Copy every one of the lines below word for word, leaving out the pictures.

□ □ □ □

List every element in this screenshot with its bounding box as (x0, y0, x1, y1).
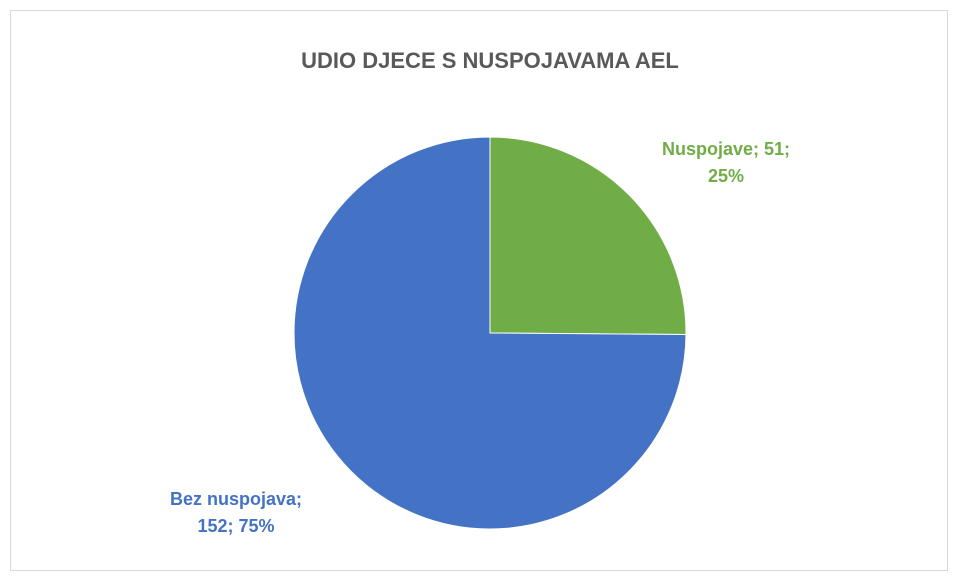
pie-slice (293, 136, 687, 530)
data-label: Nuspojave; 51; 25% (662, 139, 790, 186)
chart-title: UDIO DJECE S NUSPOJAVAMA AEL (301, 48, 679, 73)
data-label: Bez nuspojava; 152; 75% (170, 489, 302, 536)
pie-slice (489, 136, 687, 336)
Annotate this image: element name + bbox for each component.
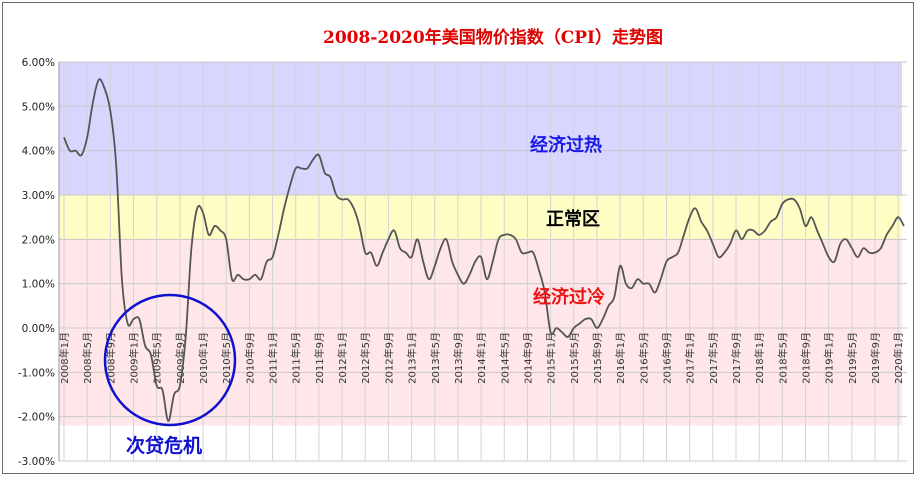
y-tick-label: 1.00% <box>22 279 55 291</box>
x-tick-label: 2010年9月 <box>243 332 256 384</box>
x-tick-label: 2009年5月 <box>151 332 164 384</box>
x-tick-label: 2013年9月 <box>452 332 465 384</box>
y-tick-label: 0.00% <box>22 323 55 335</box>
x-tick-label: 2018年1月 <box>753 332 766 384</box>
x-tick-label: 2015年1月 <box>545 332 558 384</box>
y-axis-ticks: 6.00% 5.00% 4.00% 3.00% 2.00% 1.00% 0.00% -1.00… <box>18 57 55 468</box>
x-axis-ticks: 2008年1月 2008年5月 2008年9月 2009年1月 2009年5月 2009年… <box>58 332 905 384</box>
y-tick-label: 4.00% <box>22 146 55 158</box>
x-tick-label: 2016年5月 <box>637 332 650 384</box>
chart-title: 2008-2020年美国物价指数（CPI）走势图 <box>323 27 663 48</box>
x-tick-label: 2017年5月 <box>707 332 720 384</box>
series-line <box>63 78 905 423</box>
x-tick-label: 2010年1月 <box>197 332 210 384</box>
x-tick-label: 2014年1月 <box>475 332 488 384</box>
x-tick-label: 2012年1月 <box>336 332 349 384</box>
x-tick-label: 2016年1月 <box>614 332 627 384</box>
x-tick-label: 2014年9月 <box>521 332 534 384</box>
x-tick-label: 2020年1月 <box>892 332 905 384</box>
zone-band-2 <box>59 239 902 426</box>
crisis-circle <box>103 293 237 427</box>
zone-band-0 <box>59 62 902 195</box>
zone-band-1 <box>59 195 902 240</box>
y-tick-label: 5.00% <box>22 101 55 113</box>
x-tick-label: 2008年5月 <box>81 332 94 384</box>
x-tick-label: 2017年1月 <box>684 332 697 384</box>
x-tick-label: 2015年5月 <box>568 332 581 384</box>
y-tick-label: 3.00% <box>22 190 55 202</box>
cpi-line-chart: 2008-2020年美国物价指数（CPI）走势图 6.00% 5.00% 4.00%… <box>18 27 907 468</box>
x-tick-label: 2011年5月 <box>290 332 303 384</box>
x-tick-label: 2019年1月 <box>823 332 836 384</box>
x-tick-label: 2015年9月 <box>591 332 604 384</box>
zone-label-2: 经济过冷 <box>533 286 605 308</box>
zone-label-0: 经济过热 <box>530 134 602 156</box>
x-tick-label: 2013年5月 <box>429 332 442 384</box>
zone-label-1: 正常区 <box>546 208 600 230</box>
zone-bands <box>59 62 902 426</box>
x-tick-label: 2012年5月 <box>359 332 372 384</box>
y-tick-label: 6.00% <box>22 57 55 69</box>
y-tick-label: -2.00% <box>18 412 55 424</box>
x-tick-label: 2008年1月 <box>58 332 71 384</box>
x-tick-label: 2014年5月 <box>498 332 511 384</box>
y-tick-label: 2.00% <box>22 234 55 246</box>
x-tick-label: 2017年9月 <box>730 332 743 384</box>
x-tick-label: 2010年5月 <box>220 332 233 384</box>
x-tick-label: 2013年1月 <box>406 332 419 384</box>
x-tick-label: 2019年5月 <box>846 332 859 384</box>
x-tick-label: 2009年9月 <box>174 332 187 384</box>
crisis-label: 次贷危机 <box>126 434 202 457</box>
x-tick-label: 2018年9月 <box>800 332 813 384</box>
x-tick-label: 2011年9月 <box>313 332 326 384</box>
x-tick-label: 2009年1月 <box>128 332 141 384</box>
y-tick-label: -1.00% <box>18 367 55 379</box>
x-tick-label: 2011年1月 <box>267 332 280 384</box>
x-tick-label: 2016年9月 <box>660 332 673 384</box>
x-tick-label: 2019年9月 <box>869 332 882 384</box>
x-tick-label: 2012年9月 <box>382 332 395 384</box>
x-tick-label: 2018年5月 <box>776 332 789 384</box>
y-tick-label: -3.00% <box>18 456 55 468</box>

□ □ □ □

■ **Written solution**
List every element in this screenshot with its bounding box as (x0, y0, x1, y1).
pie-slice (293, 136, 687, 530)
data-label: Nuspojave; 51; 25% (662, 139, 790, 186)
chart-title: UDIO DJECE S NUSPOJAVAMA AEL (301, 48, 679, 73)
data-label: Bez nuspojava; 152; 75% (170, 489, 302, 536)
pie-slice (489, 136, 687, 336)
Annotate this image: element name + bbox for each component.
y-tick-label: 1.00% <box>22 279 55 291</box>
x-tick-label: 2010年9月 <box>243 332 256 384</box>
x-tick-label: 2009年5月 <box>151 332 164 384</box>
x-tick-label: 2013年9月 <box>452 332 465 384</box>
y-tick-label: 0.00% <box>22 323 55 335</box>
x-tick-label: 2018年1月 <box>753 332 766 384</box>
x-tick-label: 2015年1月 <box>545 332 558 384</box>
y-axis-ticks: 6.00% 5.00% 4.00% 3.00% 2.00% 1.00% 0.00% -1.00… <box>18 57 55 468</box>
x-axis-ticks: 2008年1月 2008年5月 2008年9月 2009年1月 2009年5月 2009年… <box>58 332 905 384</box>
y-tick-label: 4.00% <box>22 146 55 158</box>
x-tick-label: 2016年5月 <box>637 332 650 384</box>
chart-title: 2008-2020年美国物价指数（CPI）走势图 <box>323 27 663 48</box>
x-tick-label: 2017年5月 <box>707 332 720 384</box>
series-line <box>63 78 905 423</box>
x-tick-label: 2010年1月 <box>197 332 210 384</box>
x-tick-label: 2014年1月 <box>475 332 488 384</box>
x-tick-label: 2012年1月 <box>336 332 349 384</box>
x-tick-label: 2016年1月 <box>614 332 627 384</box>
x-tick-label: 2014年9月 <box>521 332 534 384</box>
x-tick-label: 2020年1月 <box>892 332 905 384</box>
zone-band-2 <box>59 239 902 426</box>
crisis-circle <box>103 293 237 427</box>
zone-band-0 <box>59 62 902 195</box>
zone-band-1 <box>59 195 902 240</box>
y-tick-label: 5.00% <box>22 101 55 113</box>
x-tick-label: 2008年5月 <box>81 332 94 384</box>
x-tick-label: 2017年1月 <box>684 332 697 384</box>
x-tick-label: 2015年5月 <box>568 332 581 384</box>
y-tick-label: 3.00% <box>22 190 55 202</box>
cpi-line-chart: 2008-2020年美国物价指数（CPI）走势图 6.00% 5.00% 4.00%… <box>18 27 907 468</box>
x-tick-label: 2011年5月 <box>290 332 303 384</box>
x-tick-label: 2019年1月 <box>823 332 836 384</box>
x-tick-label: 2015年9月 <box>591 332 604 384</box>
zone-label-2: 经济过冷 <box>533 286 605 308</box>
zone-label-0: 经济过热 <box>530 134 602 156</box>
x-tick-label: 2013年5月 <box>429 332 442 384</box>
zone-label-1: 正常区 <box>546 208 600 230</box>
zone-bands <box>59 62 902 426</box>
x-tick-label: 2012年5月 <box>359 332 372 384</box>
y-tick-label: 6.00% <box>22 57 55 69</box>
y-tick-label: -2.00% <box>18 412 55 424</box>
x-tick-label: 2008年1月 <box>58 332 71 384</box>
x-tick-label: 2014年5月 <box>498 332 511 384</box>
y-tick-label: 2.00% <box>22 234 55 246</box>
x-tick-label: 2017年9月 <box>730 332 743 384</box>
x-tick-label: 2010年5月 <box>220 332 233 384</box>
x-tick-label: 2013年1月 <box>406 332 419 384</box>
x-tick-label: 2019年5月 <box>846 332 859 384</box>
x-tick-label: 2009年9月 <box>174 332 187 384</box>
crisis-label: 次贷危机 <box>126 434 202 457</box>
x-tick-label: 2018年9月 <box>800 332 813 384</box>
x-tick-label: 2011年9月 <box>313 332 326 384</box>
x-tick-label: 2009年1月 <box>128 332 141 384</box>
y-tick-label: -1.00% <box>18 367 55 379</box>
x-tick-label: 2011年1月 <box>267 332 280 384</box>
x-tick-label: 2016年9月 <box>660 332 673 384</box>
x-tick-label: 2019年9月 <box>869 332 882 384</box>
x-tick-label: 2012年9月 <box>382 332 395 384</box>
x-tick-label: 2018年5月 <box>776 332 789 384</box>
y-tick-label: -3.00% <box>18 456 55 468</box>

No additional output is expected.